**What you need to do**. Single out each line with the word "equivalents" and copy it.
-*-
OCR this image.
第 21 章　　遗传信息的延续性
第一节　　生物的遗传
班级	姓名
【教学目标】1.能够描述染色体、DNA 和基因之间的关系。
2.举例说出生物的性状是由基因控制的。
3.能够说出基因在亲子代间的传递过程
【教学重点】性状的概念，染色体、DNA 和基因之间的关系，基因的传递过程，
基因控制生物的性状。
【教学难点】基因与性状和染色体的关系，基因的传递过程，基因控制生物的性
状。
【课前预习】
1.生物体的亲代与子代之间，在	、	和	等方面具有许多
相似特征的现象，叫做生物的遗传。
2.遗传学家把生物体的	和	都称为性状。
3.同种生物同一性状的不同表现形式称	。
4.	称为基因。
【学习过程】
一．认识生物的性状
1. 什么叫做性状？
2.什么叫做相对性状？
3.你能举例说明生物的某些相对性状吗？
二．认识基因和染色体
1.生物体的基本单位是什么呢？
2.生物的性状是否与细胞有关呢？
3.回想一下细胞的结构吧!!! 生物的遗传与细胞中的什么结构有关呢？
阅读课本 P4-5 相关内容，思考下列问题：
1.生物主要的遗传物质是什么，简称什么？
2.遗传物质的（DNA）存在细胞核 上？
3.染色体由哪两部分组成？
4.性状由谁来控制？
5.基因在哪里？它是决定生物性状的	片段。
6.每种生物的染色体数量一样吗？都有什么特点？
-*-
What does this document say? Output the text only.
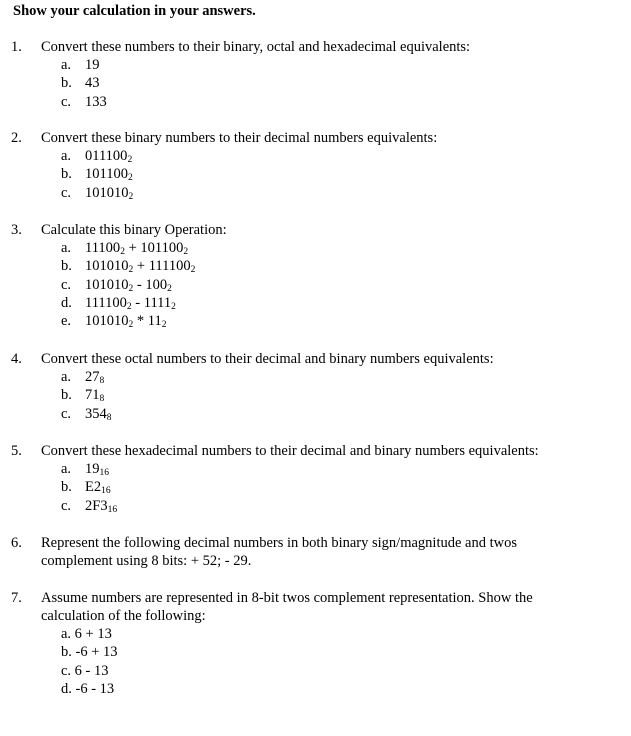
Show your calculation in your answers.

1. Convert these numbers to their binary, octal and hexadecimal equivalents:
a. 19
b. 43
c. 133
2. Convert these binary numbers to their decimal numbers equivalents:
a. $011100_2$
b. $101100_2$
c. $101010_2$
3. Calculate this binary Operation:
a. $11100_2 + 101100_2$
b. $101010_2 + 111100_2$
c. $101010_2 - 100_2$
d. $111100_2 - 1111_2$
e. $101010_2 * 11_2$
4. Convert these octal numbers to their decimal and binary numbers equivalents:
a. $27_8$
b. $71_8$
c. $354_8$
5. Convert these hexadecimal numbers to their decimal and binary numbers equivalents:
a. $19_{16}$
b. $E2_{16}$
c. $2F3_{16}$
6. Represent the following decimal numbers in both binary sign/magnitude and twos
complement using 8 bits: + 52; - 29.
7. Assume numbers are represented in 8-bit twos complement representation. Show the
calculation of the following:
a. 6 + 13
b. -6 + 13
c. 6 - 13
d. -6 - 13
-*-
**Exercise result**.
1. Convert these numbers to their binary, octal and hexadecimal equivalents:
2. Convert these binary numbers to their decimal numbers equivalents:
4. Convert these octal numbers to their decimal and binary numbers equivalents:
5. Convert these hexadecimal numbers to their decimal and binary numbers equivalents:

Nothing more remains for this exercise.